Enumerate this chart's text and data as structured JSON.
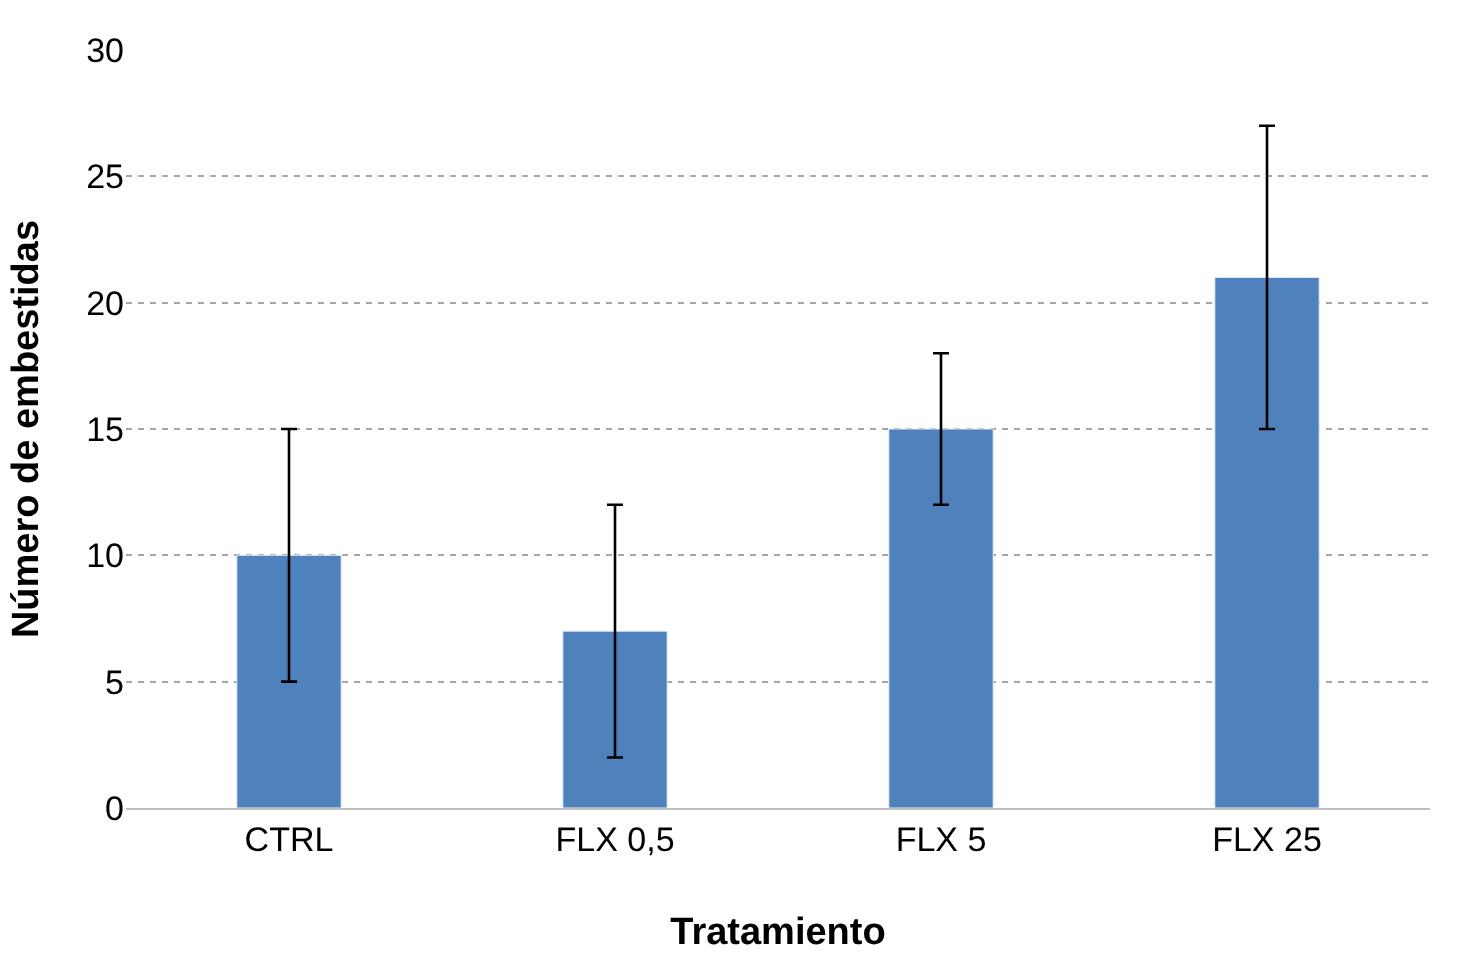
{
  "chart_data": {
    "type": "bar",
    "xlabel": "Tratamiento",
    "ylabel": "Número de embestidas",
    "categories": [
      "CTRL",
      "FLX 0,5",
      "FLX 5",
      "FLX 25"
    ],
    "values": [
      10,
      7,
      15,
      21
    ],
    "errors": [
      5,
      5,
      3,
      6
    ],
    "color": "#4f81bd",
    "ylim": [
      0,
      30
    ],
    "yticks": [
      0,
      5,
      10,
      15,
      20,
      25,
      30
    ],
    "grid": "y",
    "legend": false
  }
}
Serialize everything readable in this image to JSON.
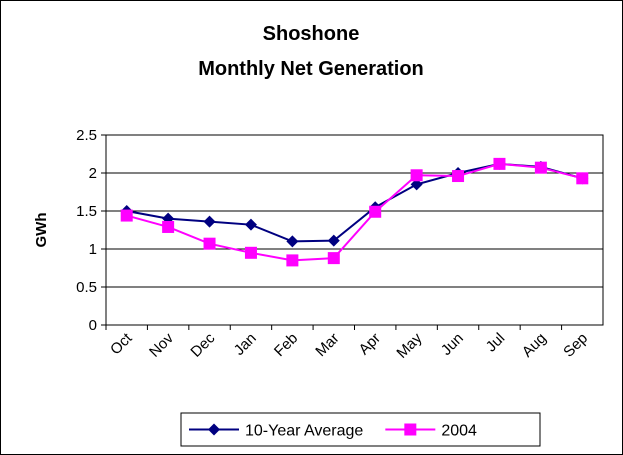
{
  "chart_data": {
    "type": "line",
    "title": [
      "Shoshone",
      "Monthly Net Generation"
    ],
    "ylabel": "GWh",
    "categories": [
      "Oct",
      "Nov",
      "Dec",
      "Jan",
      "Feb",
      "Mar",
      "Apr",
      "May",
      "Jun",
      "Jul",
      "Aug",
      "Sep"
    ],
    "series": [
      {
        "name": "10-Year Average",
        "color": "#000080",
        "marker": "diamond",
        "values": [
          1.5,
          1.4,
          1.36,
          1.32,
          1.1,
          1.11,
          1.55,
          1.85,
          2.0,
          2.12,
          2.08,
          1.93
        ]
      },
      {
        "name": "2004",
        "color": "#ff00ff",
        "marker": "square",
        "values": [
          1.44,
          1.29,
          1.07,
          0.95,
          0.85,
          0.88,
          1.49,
          1.97,
          1.96,
          2.12,
          2.07,
          1.93
        ]
      }
    ],
    "ylim": [
      0,
      2.5
    ],
    "yticks": [
      0,
      0.5,
      1,
      1.5,
      2,
      2.5
    ],
    "grid": true,
    "legend": "bottom"
  }
}
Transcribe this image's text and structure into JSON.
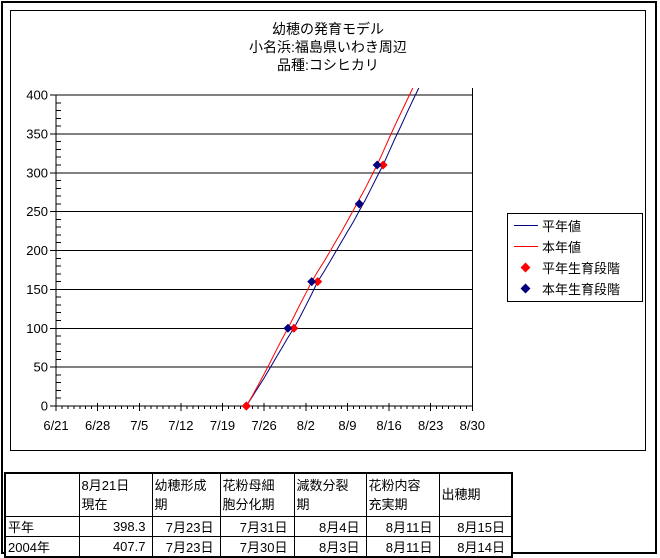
{
  "chart_data": {
    "type": "line",
    "title": "幼穂の発育モデル",
    "subtitle_lines": [
      "小名浜:福島県いわき周辺",
      "品種:コシヒカリ"
    ],
    "x_axis": {
      "tick_labels": [
        "6/21",
        "6/28",
        "7/5",
        "7/12",
        "7/19",
        "7/26",
        "8/2",
        "8/9",
        "8/16",
        "8/23",
        "8/30"
      ],
      "days_between_labels": 7,
      "minor_tick_every_days": 1,
      "range_days": [
        0,
        70
      ]
    },
    "y_axis": {
      "min": 0,
      "max": 400,
      "major_step": 50,
      "minor_step": 10,
      "tick_labels": [
        "0",
        "50",
        "100",
        "150",
        "200",
        "250",
        "300",
        "350",
        "400"
      ],
      "grid": "horizontal-major"
    },
    "legend_position": "right",
    "series": [
      {
        "name": "平年値",
        "kind": "line",
        "color": "#000080",
        "day_start": 32,
        "values": [
          0,
          12,
          24,
          36,
          49,
          62,
          75,
          88,
          100,
          114,
          129,
          144,
          160,
          172,
          185,
          198,
          211,
          224,
          237,
          251,
          265,
          280,
          295,
          310,
          327,
          344,
          360,
          377,
          393,
          409
        ]
      },
      {
        "name": "本年値",
        "kind": "line",
        "color": "#ff0000",
        "day_start": 32,
        "values": [
          0,
          13,
          27,
          41,
          56,
          71,
          86,
          100,
          115,
          130,
          145,
          160,
          173,
          185,
          198,
          211,
          224,
          238,
          252,
          266,
          280,
          295,
          310,
          327,
          344,
          361,
          377,
          393,
          409
        ]
      },
      {
        "name": "平年生育段階",
        "kind": "scatter",
        "marker": "diamond",
        "color": "#ff0000",
        "points": [
          {
            "date": "7月23日",
            "day": 32,
            "value": 0
          },
          {
            "date": "7月31日",
            "day": 40,
            "value": 100
          },
          {
            "date": "8月4日",
            "day": 44,
            "value": 160
          },
          {
            "date": "8月11日",
            "day": 51,
            "value": 260
          },
          {
            "date": "8月15日",
            "day": 55,
            "value": 310
          }
        ]
      },
      {
        "name": "本年生育段階",
        "kind": "scatter",
        "marker": "diamond",
        "color": "#000080",
        "points": [
          {
            "date": "7月23日",
            "day": 32,
            "value": 0
          },
          {
            "date": "7月30日",
            "day": 39,
            "value": 100
          },
          {
            "date": "8月3日",
            "day": 43,
            "value": 160
          },
          {
            "date": "8月11日",
            "day": 51,
            "value": 260
          },
          {
            "date": "8月14日",
            "day": 54,
            "value": 310
          }
        ]
      }
    ]
  },
  "table": {
    "headers": [
      "",
      "8月21日\n現在",
      "幼穂形成\n期",
      "花粉母細\n胞分化期",
      "減数分裂\n期",
      "花粉内容\n充実期",
      "出穂期"
    ],
    "rows": [
      {
        "label": "平年",
        "values": [
          "398.3",
          "7月23日",
          "7月31日",
          "8月4日",
          "8月11日",
          "8月15日"
        ]
      },
      {
        "label": "2004年",
        "values": [
          "407.7",
          "7月23日",
          "7月30日",
          "8月3日",
          "8月11日",
          "8月14日"
        ]
      }
    ]
  }
}
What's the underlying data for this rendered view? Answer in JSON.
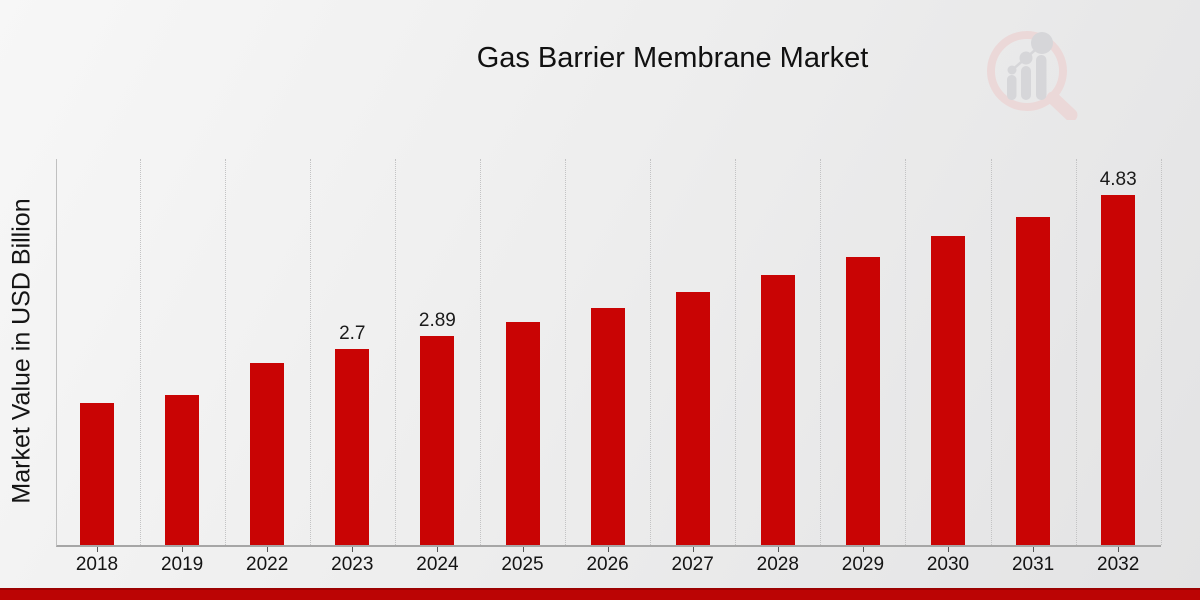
{
  "page": {
    "title": "Gas Barrier Membrane Market",
    "footer_accent_color": "#bb0404",
    "background_color": "#ececec"
  },
  "logo": {
    "name": "magnifier-bar-chart-watermark",
    "ring_color": "#ecd6d6",
    "bars_color": "#d3d3d7"
  },
  "chart_data": {
    "type": "bar",
    "title": "Gas Barrier Membrane Market",
    "xlabel": "",
    "ylabel": "Market Value in USD Billion",
    "categories": [
      "2018",
      "2019",
      "2022",
      "2023",
      "2024",
      "2025",
      "2026",
      "2027",
      "2028",
      "2029",
      "2030",
      "2031",
      "2032"
    ],
    "values": [
      1.96,
      2.07,
      2.52,
      2.7,
      2.89,
      3.08,
      3.27,
      3.49,
      3.73,
      3.98,
      4.26,
      4.53,
      4.83
    ],
    "data_labels": {
      "2023": "2.7",
      "2024": "2.89",
      "2032": "4.83"
    },
    "bar_color": "#c90404",
    "ylim": [
      0,
      5.33
    ],
    "grid": "vertical-dotted",
    "gridline_color": "#c3c3c4",
    "legend": "none"
  }
}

····················

[WHAT IS BEING ASKED] All of the material above needs to be restated exactly, with no pictures.

[SOLUTION BELOW]
Enumerate this chart's text and data as structured JSON.
{
  "chart_data": {
    "type": "bar",
    "xlabel": "Tratamiento",
    "ylabel": "Número de embestidas",
    "categories": [
      "CTRL",
      "FLX 0,5",
      "FLX 5",
      "FLX 25"
    ],
    "values": [
      10,
      7,
      15,
      21
    ],
    "errors": [
      5,
      5,
      3,
      6
    ],
    "color": "#4f81bd",
    "ylim": [
      0,
      30
    ],
    "yticks": [
      0,
      5,
      10,
      15,
      20,
      25,
      30
    ],
    "grid": "y",
    "legend": false
  }
}
Serialize everything readable in this image to JSON.
{
  "chart_data": {
    "type": "line",
    "title": [
      "Shoshone",
      "Monthly Net Generation"
    ],
    "ylabel": "GWh",
    "categories": [
      "Oct",
      "Nov",
      "Dec",
      "Jan",
      "Feb",
      "Mar",
      "Apr",
      "May",
      "Jun",
      "Jul",
      "Aug",
      "Sep"
    ],
    "series": [
      {
        "name": "10-Year Average",
        "color": "#000080",
        "marker": "diamond",
        "values": [
          1.5,
          1.4,
          1.36,
          1.32,
          1.1,
          1.11,
          1.55,
          1.85,
          2.0,
          2.12,
          2.08,
          1.93
        ]
      },
      {
        "name": "2004",
        "color": "#ff00ff",
        "marker": "square",
        "values": [
          1.44,
          1.29,
          1.07,
          0.95,
          0.85,
          0.88,
          1.49,
          1.97,
          1.96,
          2.12,
          2.07,
          1.93
        ]
      }
    ],
    "ylim": [
      0,
      2.5
    ],
    "yticks": [
      0,
      0.5,
      1,
      1.5,
      2,
      2.5
    ],
    "grid": true,
    "legend": "bottom"
  }
}
Transcribe this image's text and structure into JSON.
{
  "chart_data": {
    "type": "line",
    "title": "幼穂の発育モデル",
    "subtitle_lines": [
      "小名浜:福島県いわき周辺",
      "品種:コシヒカリ"
    ],
    "x_axis": {
      "tick_labels": [
        "6/21",
        "6/28",
        "7/5",
        "7/12",
        "7/19",
        "7/26",
        "8/2",
        "8/9",
        "8/16",
        "8/23",
        "8/30"
      ],
      "days_between_labels": 7,
      "minor_tick_every_days": 1,
      "range_days": [
        0,
        70
      ]
    },
    "y_axis": {
      "min": 0,
      "max": 400,
      "major_step": 50,
      "minor_step": 10,
      "tick_labels": [
        "0",
        "50",
        "100",
        "150",
        "200",
        "250",
        "300",
        "350",
        "400"
      ],
      "grid": "horizontal-major"
    },
    "legend_position": "right",
    "series": [
      {
        "name": "平年値",
        "kind": "line",
        "color": "#000080",
        "day_start": 32,
        "values": [
          0,
          12,
          24,
          36,
          49,
          62,
          75,
          88,
          100,
          114,
          129,
          144,
          160,
          172,
          185,
          198,
          211,
          224,
          237,
          251,
          265,
          280,
          295,
          310,
          327,
          344,
          360,
          377,
          393,
          409
        ]
      },
      {
        "name": "本年値",
        "kind": "line",
        "color": "#ff0000",
        "day_start": 32,
        "values": [
          0,
          13,
          27,
          41,
          56,
          71,
          86,
          100,
          115,
          130,
          145,
          160,
          173,
          185,
          198,
          211,
          224,
          238,
          252,
          266,
          280,
          295,
          310,
          327,
          344,
          361,
          377,
          393,
          409
        ]
      },
      {
        "name": "平年生育段階",
        "kind": "scatter",
        "marker": "diamond",
        "color": "#ff0000",
        "points": [
          {
            "date": "7月23日",
            "day": 32,
            "value": 0
          },
          {
            "date": "7月31日",
            "day": 40,
            "value": 100
          },
          {
            "date": "8月4日",
            "day": 44,
            "value": 160
          },
          {
            "date": "8月11日",
            "day": 51,
            "value": 260
          },
          {
            "date": "8月15日",
            "day": 55,
            "value": 310
          }
        ]
      },
      {
        "name": "本年生育段階",
        "kind": "scatter",
        "marker": "diamond",
        "color": "#000080",
        "points": [
          {
            "date": "7月23日",
            "day": 32,
            "value": 0
          },
          {
            "date": "7月30日",
            "day": 39,
            "value": 100
          },
          {
            "date": "8月3日",
            "day": 43,
            "value": 160
          },
          {
            "date": "8月11日",
            "day": 51,
            "value": 260
          },
          {
            "date": "8月14日",
            "day": 54,
            "value": 310
          }
        ]
      }
    ]
  },
  "table": {
    "headers": [
      "",
      "8月21日\n現在",
      "幼穂形成\n期",
      "花粉母細\n胞分化期",
      "減数分裂\n期",
      "花粉内容\n充実期",
      "出穂期"
    ],
    "rows": [
      {
        "label": "平年",
        "values": [
          "398.3",
          "7月23日",
          "7月31日",
          "8月4日",
          "8月11日",
          "8月15日"
        ]
      },
      {
        "label": "2004年",
        "values": [
          "407.7",
          "7月23日",
          "7月30日",
          "8月3日",
          "8月11日",
          "8月14日"
        ]
      }
    ]
  }
}
What's the underlying data for this rendered view? Answer in JSON.
{
  "page": {
    "title": "Gas Barrier Membrane Market",
    "footer_accent_color": "#bb0404",
    "background_color": "#ececec"
  },
  "logo": {
    "name": "magnifier-bar-chart-watermark",
    "ring_color": "#ecd6d6",
    "bars_color": "#d3d3d7"
  },
  "chart_data": {
    "type": "bar",
    "title": "Gas Barrier Membrane Market",
    "xlabel": "",
    "ylabel": "Market Value in USD Billion",
    "categories": [
      "2018",
      "2019",
      "2022",
      "2023",
      "2024",
      "2025",
      "2026",
      "2027",
      "2028",
      "2029",
      "2030",
      "2031",
      "2032"
    ],
    "values": [
      1.96,
      2.07,
      2.52,
      2.7,
      2.89,
      3.08,
      3.27,
      3.49,
      3.73,
      3.98,
      4.26,
      4.53,
      4.83
    ],
    "data_labels": {
      "2023": "2.7",
      "2024": "2.89",
      "2032": "4.83"
    },
    "bar_color": "#c90404",
    "ylim": [
      0,
      5.33
    ],
    "grid": "vertical-dotted",
    "gridline_color": "#c3c3c4",
    "legend": "none"
  }
}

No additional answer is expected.